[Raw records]

----

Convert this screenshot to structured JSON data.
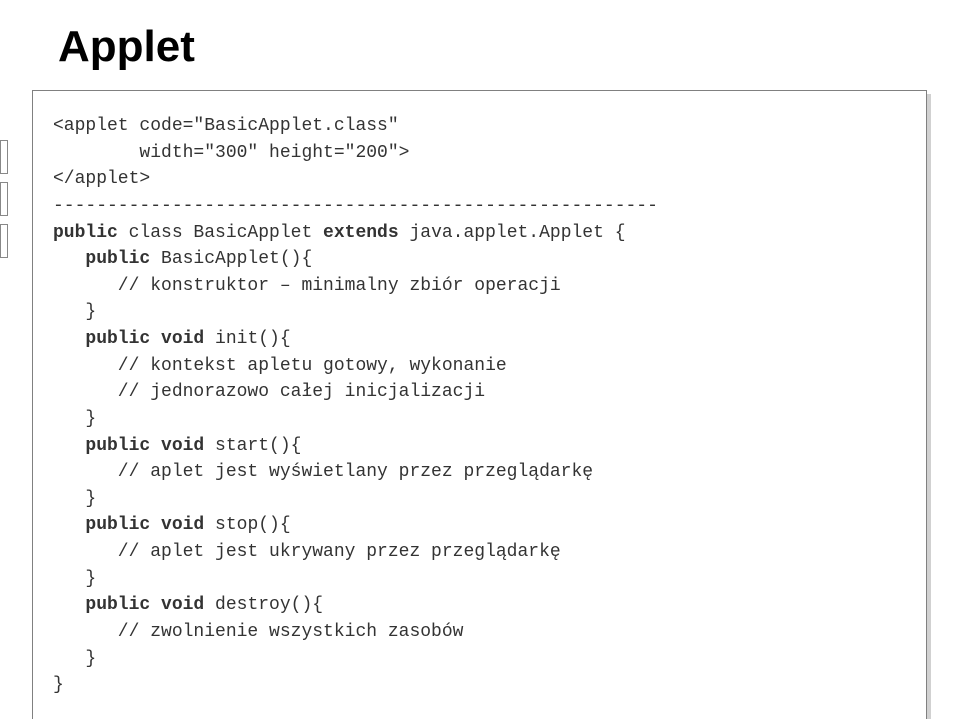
{
  "title": "Applet",
  "code": {
    "line1": "<applet code=\"BasicApplet.class\"",
    "line2": "        width=\"300\" height=\"200\">",
    "line3": "</applet>",
    "line4": "--------------------------------------------------------",
    "line5a": "public",
    "line5b": " class BasicApplet ",
    "line5c": "extends",
    "line5d": " java.applet.Applet {",
    "line6a": "   public",
    "line6b": " BasicApplet(){",
    "line7": "      // konstruktor – minimalny zbiór operacji",
    "line8": "   }",
    "line9a": "   public void",
    "line9b": " init(){",
    "line10": "      // kontekst apletu gotowy, wykonanie",
    "line11": "      // jednorazowo całej inicjalizacji",
    "line12": "   }",
    "line13a": "   public void",
    "line13b": " start(){",
    "line14": "      // aplet jest wyświetlany przez przeglądarkę",
    "line15": "   }",
    "line16a": "   public void",
    "line16b": " stop(){",
    "line17": "      // aplet jest ukrywany przez przeglądarkę",
    "line18": "   }",
    "line19a": "   public void",
    "line19b": " destroy(){",
    "line20": "      // zwolnienie wszystkich zasobów",
    "line21": "   }",
    "line22": "}"
  }
}
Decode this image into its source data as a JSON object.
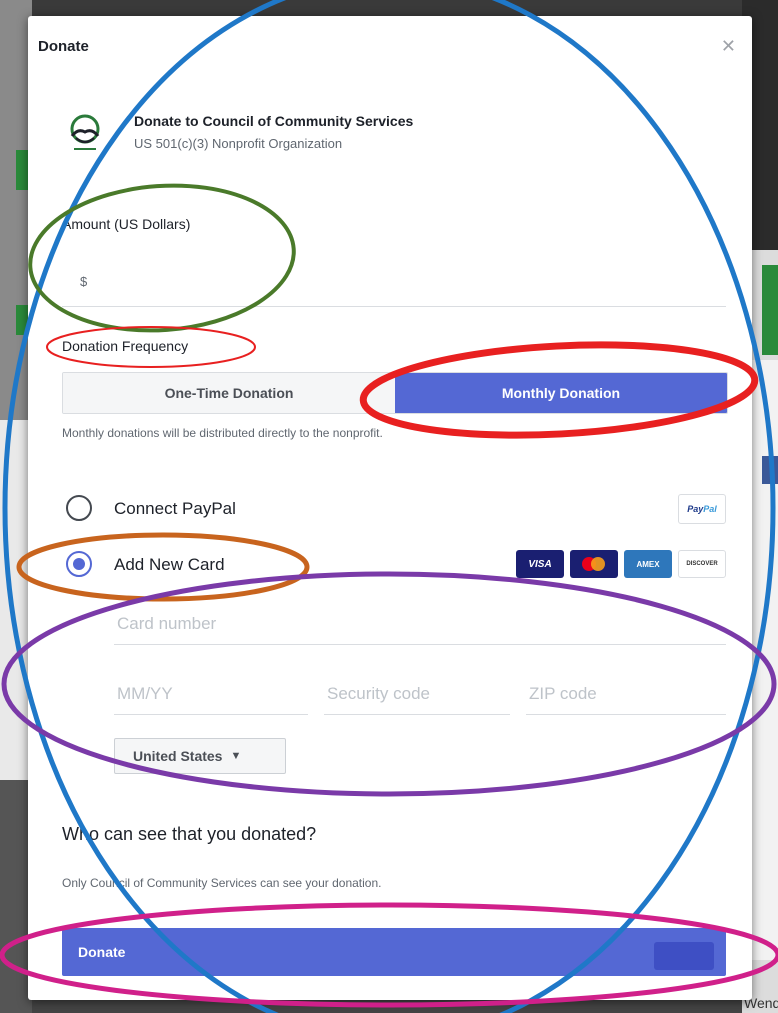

----

EXERCISE: What is the number of lines in the records that contain the string "class"? Give only that number.

REPLY TO THE EXERCISE: 2